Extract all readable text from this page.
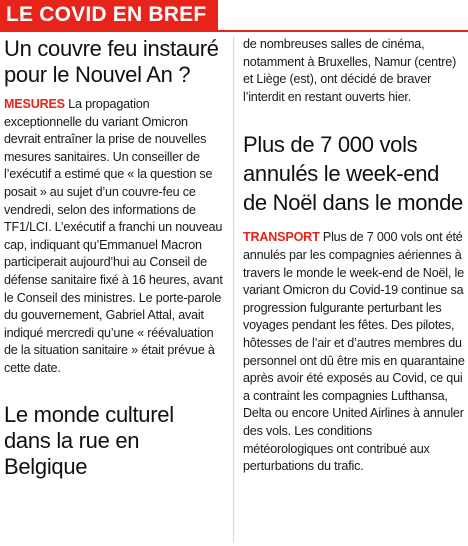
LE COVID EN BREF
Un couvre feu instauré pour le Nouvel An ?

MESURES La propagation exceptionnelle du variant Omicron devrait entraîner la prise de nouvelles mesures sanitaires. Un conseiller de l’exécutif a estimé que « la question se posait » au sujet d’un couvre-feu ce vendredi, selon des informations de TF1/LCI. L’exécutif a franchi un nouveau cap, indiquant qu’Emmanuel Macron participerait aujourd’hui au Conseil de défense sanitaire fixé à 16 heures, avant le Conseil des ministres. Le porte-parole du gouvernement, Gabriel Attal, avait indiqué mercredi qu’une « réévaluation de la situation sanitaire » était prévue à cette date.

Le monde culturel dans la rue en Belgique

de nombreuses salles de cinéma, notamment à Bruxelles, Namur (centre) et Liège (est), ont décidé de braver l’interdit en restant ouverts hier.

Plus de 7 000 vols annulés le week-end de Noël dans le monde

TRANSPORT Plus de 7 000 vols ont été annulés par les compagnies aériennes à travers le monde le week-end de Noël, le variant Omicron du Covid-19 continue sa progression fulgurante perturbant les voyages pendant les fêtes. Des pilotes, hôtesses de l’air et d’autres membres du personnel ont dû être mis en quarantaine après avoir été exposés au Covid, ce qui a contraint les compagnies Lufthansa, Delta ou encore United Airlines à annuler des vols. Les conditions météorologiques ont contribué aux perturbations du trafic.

○ ○ ○ ○ ○

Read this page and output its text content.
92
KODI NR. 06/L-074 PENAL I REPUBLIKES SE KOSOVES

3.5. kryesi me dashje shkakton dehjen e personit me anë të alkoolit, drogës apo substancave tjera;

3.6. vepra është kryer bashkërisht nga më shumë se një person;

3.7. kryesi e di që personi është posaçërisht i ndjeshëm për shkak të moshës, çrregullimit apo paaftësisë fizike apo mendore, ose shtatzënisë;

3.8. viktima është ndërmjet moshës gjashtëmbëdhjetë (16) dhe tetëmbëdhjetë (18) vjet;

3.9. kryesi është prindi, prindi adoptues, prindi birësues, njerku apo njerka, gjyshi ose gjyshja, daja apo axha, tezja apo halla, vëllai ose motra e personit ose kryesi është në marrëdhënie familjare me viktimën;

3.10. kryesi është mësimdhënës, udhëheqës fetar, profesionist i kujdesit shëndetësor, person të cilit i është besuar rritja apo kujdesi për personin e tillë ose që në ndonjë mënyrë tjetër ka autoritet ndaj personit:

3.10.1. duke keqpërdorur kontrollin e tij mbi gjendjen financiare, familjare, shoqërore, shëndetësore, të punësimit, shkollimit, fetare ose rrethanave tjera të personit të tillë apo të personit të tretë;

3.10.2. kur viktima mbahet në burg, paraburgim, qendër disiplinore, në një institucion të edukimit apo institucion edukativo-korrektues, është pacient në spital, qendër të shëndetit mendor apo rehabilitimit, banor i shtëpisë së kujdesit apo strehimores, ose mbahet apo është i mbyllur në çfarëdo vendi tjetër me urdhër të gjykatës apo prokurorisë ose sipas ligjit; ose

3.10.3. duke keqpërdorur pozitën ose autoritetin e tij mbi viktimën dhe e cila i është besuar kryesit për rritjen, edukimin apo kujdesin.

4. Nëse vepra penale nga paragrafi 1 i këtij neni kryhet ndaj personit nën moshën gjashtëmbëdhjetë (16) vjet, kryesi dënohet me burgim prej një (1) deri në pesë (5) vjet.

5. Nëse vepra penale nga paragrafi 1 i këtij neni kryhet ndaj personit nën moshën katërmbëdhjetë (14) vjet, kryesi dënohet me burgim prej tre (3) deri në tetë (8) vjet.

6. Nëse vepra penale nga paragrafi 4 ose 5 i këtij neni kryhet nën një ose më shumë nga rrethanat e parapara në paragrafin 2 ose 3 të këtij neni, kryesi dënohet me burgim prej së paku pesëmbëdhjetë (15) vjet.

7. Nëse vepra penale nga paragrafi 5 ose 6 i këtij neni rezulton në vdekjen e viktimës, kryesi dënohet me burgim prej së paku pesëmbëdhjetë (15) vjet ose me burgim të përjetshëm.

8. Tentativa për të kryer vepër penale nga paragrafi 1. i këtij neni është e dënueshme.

○ ○ ○ ○ ○

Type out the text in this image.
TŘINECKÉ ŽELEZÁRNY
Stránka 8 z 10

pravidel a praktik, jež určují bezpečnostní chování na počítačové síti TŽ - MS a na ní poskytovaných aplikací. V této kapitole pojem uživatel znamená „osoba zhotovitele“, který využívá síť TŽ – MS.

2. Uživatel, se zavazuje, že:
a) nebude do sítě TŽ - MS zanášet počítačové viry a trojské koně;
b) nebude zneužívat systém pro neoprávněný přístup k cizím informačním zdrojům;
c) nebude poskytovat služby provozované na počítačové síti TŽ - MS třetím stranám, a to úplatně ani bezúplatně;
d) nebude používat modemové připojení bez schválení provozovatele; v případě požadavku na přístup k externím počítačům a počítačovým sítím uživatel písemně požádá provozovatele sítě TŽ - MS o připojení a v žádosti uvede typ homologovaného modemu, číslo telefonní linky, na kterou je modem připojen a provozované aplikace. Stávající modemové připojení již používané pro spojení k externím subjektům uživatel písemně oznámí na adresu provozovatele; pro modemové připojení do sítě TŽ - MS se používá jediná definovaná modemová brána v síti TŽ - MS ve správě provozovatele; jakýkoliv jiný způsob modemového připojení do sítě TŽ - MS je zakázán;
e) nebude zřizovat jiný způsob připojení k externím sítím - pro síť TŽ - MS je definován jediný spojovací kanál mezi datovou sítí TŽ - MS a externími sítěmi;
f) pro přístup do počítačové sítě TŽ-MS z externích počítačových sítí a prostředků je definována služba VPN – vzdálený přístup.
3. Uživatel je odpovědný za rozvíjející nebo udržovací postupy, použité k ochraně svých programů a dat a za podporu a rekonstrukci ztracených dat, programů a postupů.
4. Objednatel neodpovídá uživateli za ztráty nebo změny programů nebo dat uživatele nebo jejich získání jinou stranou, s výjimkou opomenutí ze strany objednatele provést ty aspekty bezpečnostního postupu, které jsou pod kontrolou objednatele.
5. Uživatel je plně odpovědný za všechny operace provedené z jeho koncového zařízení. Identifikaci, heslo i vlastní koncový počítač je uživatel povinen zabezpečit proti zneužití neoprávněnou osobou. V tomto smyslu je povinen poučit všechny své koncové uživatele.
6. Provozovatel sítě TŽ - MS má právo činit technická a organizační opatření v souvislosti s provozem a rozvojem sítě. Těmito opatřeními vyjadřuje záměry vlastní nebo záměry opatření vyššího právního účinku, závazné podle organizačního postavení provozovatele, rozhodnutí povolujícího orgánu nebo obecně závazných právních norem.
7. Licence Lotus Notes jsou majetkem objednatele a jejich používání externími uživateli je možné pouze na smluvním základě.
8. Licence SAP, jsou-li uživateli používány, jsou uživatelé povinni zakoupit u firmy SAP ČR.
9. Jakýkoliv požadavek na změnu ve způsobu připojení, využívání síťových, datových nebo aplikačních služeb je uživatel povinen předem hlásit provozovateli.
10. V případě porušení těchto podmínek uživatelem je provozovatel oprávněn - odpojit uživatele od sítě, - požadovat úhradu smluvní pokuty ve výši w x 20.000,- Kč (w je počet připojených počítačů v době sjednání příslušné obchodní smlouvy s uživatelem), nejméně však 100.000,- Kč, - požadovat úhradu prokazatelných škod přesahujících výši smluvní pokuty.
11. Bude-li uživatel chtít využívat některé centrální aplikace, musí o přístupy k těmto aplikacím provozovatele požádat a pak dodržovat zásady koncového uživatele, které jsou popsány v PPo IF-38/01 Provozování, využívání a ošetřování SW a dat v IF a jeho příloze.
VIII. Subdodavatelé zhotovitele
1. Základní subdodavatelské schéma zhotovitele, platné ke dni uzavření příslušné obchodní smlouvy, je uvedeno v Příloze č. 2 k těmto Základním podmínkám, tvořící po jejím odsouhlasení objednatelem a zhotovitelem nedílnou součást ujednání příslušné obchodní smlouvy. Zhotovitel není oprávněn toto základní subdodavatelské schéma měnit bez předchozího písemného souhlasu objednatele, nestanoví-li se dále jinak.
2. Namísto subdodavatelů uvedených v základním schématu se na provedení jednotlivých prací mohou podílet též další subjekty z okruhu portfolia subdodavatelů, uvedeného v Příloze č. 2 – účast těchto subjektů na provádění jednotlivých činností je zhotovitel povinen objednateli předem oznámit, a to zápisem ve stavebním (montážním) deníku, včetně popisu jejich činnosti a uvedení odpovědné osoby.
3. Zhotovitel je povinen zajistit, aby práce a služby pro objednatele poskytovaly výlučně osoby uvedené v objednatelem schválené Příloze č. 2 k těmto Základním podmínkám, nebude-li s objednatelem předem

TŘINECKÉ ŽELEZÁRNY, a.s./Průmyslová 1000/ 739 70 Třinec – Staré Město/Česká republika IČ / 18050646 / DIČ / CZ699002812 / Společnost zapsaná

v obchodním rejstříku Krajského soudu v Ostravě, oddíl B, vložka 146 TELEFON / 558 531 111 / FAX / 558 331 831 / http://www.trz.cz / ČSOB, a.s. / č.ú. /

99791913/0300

○ ○ ○ ○ ○

§ **Task requirements**
Show each line holding the word "vjet".

§ **Exercise output**
3.8. viktima është ndërmjet moshës gjashtëmbëdhjetë (16) dhe tetëmbëdhjetë (18) vjet;
4. Nëse vepra penale nga paragrafi 1 i këtij neni kryhet ndaj personit nën moshën gjashtëmbëdhjetë (16) vjet, kryesi dënohet me burgim prej një (1) deri në pesë (5) vjet.
5. Nëse vepra penale nga paragrafi 1 i këtij neni kryhet ndaj personit nën moshën katërmbëdhjetë (14) vjet, kryesi dënohet me burgim prej tre (3) deri në tetë (8) vjet.
6. Nëse vepra penale nga paragrafi 4 ose 5 i këtij neni kryhet nën një ose më shumë nga rrethanat e parapara në paragrafin 2 ose 3 të këtij neni, kryesi dënohet me burgim prej së paku pesëmbëdhjetë (15) vjet.
7. Nëse vepra penale nga paragrafi 5 ose 6 i këtij neni rezulton në vdekjen e viktimës, kryesi dënohet me burgim prej së paku pesëmbëdhjetë (15) vjet ose me burgim të përjetshëm.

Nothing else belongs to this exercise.